# OWL's CREEK - Tues./Wed. ??



## jay b (Dec 1, 2002)

The Grey's are bound to show anytime. I'm gearing-up tonight and will be ready for tomorrow or Wed. after-work run. Weather looks good for both days (at least right now it does  )Who's in ??


----------



## YakandSurf (Dec 17, 2002)

Wish I could join you but I'm busy every evening til friday. There are two going out to CBBT on tuesday posted on the other board.


----------



## jay b (Dec 1, 2002)

Rudee holds the threat of Flatties and Trout which is what this meat fisherman is looking for. The CBBT is flush with Striper, which are in season , however I'm not real confident about catching a keeper there. So it's off to O.C. for me, see whoever there around 5.


----------



## jay b (Dec 1, 2002)

The fish were there, finally. This was the 3rd trip in the Yak into Rudee and I finally got the Rudee-Skunk off of it. Bait was everywhere for a change and water temps were up to 57-58*F.

Didn't find the Greys that I was looking for but the Bluefish, up to 20-22", were thick. Usually when the Blues show this time of year the Greys aren't far behind. I did manage to find a couple Specks however, one 18" and a nice fat 21" fish that were both kept for the hot oil bath. I also kept a couple Blues that will turn into brined strips for future Flounder baits.

Also saw a couple more Specks caught and heard of a nice size Grey that was caught the day before. Nice afternoon on the water, I'm glad I went. With the predicted weather it looks like it may be a while before the next trip. I'd like to say after the trip last night I'm satisfied for a while but I think everyone will agree that it only makes me want to go even more.


----------



## Zigh (May 2, 2002)

Pretty work jay b and thanks for the report!!! I'm 50/50 on whether we'll do the Lynnhaven or Rudee thing yet, but it'll probably come down to the wind and where my fishing buddy wants to try  
Zigh
><((((*>


----------

## Supplied data
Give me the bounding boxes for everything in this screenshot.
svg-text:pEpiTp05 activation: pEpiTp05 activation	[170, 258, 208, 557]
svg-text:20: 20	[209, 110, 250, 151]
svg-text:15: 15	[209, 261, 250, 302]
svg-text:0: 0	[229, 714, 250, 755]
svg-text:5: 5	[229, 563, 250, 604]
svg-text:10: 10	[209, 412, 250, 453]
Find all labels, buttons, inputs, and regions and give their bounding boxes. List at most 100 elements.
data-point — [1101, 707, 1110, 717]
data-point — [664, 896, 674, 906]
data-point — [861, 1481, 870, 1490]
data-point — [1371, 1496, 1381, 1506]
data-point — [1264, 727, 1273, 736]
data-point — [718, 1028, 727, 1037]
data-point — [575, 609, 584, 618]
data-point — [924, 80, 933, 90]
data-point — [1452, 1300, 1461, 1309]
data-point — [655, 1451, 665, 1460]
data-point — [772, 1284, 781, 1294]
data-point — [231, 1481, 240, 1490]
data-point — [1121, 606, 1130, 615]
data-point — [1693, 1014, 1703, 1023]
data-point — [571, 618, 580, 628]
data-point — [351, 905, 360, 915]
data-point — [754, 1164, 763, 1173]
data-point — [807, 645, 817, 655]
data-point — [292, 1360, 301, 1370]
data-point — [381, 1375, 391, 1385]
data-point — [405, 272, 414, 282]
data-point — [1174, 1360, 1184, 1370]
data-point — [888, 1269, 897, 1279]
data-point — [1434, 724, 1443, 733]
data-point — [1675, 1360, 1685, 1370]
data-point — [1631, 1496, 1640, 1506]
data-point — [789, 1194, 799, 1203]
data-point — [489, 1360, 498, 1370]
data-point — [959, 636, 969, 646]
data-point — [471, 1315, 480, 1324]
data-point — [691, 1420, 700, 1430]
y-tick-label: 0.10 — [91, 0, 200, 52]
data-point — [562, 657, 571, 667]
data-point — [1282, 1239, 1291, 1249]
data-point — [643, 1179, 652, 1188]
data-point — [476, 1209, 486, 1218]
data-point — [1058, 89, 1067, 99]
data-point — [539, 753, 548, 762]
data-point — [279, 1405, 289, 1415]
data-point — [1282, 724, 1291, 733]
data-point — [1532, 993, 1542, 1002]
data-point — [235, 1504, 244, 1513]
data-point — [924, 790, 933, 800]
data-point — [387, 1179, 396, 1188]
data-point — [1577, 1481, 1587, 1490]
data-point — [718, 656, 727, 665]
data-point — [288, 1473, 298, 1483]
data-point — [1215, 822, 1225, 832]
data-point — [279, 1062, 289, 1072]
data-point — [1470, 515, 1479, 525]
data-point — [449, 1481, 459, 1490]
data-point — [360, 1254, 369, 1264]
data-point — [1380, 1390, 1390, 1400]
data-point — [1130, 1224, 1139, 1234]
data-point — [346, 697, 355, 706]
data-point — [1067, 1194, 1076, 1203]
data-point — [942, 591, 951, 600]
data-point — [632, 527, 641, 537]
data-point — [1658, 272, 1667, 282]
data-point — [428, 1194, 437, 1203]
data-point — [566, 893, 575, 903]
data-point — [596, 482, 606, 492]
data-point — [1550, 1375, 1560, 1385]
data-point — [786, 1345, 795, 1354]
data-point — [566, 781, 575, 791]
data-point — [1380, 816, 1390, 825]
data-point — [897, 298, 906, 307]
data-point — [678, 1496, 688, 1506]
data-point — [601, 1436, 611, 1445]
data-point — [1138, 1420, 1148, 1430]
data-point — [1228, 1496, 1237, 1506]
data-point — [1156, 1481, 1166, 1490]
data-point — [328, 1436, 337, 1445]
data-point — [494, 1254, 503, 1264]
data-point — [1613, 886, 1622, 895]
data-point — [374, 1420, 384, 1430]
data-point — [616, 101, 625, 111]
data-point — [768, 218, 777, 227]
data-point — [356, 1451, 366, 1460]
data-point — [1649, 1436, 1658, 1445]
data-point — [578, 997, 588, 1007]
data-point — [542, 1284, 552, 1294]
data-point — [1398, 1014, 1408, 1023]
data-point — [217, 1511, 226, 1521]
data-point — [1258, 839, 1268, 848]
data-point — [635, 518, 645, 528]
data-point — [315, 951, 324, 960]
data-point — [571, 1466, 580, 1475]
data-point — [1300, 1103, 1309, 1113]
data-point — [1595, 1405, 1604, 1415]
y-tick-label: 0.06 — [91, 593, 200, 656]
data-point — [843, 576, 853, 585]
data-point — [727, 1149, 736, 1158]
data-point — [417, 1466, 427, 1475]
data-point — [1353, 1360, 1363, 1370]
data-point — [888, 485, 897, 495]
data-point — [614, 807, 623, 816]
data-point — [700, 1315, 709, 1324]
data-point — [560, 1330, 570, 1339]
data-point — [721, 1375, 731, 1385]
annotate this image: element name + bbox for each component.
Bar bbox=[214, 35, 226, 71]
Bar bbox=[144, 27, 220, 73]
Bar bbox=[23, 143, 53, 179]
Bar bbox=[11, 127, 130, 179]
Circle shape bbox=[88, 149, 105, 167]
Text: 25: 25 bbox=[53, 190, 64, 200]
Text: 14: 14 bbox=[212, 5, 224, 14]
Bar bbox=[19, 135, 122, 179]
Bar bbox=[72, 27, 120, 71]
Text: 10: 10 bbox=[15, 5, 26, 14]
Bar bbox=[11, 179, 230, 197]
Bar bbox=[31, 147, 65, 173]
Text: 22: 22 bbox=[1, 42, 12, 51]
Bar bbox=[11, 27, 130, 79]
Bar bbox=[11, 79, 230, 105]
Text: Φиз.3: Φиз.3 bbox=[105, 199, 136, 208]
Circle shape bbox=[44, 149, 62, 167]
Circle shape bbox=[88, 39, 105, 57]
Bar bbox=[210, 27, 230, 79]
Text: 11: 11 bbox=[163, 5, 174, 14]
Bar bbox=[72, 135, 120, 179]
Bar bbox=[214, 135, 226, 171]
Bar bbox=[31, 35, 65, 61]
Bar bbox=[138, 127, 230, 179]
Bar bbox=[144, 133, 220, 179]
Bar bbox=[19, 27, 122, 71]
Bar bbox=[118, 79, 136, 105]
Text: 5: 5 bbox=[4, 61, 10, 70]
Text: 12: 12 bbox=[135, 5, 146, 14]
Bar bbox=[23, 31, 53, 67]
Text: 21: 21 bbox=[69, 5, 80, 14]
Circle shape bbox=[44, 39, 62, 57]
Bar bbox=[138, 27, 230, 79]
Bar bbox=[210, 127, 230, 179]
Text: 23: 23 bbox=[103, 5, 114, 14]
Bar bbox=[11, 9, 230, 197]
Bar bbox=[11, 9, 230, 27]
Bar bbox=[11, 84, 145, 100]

## What the exercise asks
Return, word for word, the part of the fishing thread that opens with the words containing "Also saw a couple" and closes with "go even more.". The entries have no connection to the fishing thread.

## Result below
Also saw a couple more Specks caught and heard of a nice size Grey that was caught the day before. Nice afternoon on the water, I'm glad I went. With the predicted weather it looks like it may be a while before the next trip. I'd like to say after the trip last night I'm satisfied for a while but I think everyone will agree that it only makes me want to go even more.